Every line with the word "image" in it should be extracted from the data that follows.

## Exercise input
----
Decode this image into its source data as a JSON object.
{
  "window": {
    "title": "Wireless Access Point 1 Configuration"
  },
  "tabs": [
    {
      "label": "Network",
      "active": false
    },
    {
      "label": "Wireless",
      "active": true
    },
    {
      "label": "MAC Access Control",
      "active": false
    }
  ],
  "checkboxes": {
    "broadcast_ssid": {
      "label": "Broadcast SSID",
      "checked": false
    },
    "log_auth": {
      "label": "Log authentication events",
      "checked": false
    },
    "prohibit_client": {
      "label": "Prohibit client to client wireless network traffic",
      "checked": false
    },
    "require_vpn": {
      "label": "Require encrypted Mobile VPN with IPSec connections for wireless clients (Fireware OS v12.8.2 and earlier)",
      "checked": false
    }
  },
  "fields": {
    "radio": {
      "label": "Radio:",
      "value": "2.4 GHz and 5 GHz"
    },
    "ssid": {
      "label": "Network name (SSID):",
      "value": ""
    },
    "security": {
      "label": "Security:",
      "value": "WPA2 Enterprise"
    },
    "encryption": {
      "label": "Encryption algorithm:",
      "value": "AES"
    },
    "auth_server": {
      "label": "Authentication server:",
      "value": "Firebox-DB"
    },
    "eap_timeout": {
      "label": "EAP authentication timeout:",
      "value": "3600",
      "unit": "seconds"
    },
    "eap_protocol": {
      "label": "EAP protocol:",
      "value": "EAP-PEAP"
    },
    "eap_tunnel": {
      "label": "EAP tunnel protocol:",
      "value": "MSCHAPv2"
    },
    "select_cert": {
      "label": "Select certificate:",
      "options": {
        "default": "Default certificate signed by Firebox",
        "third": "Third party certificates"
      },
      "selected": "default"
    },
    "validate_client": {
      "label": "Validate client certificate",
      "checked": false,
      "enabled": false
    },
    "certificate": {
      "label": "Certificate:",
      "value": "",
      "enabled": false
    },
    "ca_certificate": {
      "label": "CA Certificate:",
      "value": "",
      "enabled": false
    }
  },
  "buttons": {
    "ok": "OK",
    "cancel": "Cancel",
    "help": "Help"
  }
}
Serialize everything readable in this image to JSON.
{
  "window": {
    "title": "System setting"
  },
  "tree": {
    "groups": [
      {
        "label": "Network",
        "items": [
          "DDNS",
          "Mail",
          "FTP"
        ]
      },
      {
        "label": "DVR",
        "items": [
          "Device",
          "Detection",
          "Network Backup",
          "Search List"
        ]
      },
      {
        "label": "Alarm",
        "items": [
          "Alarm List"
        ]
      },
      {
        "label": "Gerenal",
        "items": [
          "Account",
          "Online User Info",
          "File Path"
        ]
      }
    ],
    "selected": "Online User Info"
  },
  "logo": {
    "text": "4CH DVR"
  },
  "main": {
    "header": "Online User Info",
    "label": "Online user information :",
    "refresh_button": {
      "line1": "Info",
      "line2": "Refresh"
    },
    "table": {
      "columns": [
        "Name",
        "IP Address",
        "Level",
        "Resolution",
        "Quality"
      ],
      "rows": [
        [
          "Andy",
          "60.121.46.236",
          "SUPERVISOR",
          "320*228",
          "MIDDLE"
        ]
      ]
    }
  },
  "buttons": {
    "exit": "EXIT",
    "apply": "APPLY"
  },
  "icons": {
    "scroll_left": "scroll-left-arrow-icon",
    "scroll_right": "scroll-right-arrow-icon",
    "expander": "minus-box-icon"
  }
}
----
## The result
Decode this image into its source data as a JSON object.
Serialize everything readable in this image to JSON.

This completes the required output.